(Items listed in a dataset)
◇ ◇ ◇ ◇

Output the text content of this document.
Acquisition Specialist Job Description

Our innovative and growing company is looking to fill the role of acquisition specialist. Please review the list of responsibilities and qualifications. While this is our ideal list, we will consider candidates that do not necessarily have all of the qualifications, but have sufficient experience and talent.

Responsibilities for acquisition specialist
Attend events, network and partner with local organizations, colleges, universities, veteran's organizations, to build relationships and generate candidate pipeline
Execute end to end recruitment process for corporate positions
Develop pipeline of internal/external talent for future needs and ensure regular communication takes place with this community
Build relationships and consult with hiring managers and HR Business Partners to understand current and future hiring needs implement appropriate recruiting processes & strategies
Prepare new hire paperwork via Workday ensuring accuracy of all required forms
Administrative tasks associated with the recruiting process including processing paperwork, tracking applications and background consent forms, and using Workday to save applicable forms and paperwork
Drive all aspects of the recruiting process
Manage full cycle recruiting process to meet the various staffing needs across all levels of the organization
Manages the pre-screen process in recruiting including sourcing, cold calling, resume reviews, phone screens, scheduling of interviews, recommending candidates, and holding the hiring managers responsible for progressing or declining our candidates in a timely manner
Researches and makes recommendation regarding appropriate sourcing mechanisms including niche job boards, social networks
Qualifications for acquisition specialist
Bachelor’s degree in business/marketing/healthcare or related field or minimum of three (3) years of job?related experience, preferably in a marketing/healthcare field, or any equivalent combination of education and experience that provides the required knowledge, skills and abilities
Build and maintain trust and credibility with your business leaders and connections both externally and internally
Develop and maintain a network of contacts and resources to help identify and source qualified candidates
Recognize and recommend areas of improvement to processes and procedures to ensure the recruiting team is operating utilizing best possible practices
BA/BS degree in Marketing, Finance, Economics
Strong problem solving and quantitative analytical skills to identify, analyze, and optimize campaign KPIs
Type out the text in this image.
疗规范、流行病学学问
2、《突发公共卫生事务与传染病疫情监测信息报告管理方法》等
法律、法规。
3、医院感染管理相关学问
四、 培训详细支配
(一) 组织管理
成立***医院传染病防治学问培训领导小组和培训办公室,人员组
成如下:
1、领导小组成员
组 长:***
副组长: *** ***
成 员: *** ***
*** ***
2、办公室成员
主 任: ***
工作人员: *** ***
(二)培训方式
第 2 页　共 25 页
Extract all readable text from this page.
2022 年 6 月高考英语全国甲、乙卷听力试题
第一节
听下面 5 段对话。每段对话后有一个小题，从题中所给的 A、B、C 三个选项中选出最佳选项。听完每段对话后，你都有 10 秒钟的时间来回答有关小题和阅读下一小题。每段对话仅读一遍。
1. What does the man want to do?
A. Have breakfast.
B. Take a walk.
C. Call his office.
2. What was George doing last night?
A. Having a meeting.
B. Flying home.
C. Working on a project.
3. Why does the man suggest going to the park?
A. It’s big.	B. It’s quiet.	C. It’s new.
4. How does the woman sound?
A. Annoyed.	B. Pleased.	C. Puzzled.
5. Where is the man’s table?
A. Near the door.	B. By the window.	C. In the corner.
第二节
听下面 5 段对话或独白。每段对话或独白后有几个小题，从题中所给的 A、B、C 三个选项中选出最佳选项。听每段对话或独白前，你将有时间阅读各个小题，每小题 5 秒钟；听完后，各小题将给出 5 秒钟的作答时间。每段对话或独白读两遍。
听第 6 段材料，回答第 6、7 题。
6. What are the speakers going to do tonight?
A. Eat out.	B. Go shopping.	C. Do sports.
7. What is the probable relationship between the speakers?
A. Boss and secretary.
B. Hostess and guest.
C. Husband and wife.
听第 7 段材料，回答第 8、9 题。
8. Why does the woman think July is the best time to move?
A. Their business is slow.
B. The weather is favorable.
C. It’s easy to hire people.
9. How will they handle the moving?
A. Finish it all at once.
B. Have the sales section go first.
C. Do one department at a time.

◇ ◇ ◇ ◇

■ **What is being asked**
Select and copy every line from the records that includes the word "future".

■ **The completed task**
Develop pipeline of internal/external talent for future needs and ensure regular communication takes place with this community
Build relationships and consult with hiring managers and HR Business Partners to understand current and future hiring needs implement appropriate recruiting processes & strategies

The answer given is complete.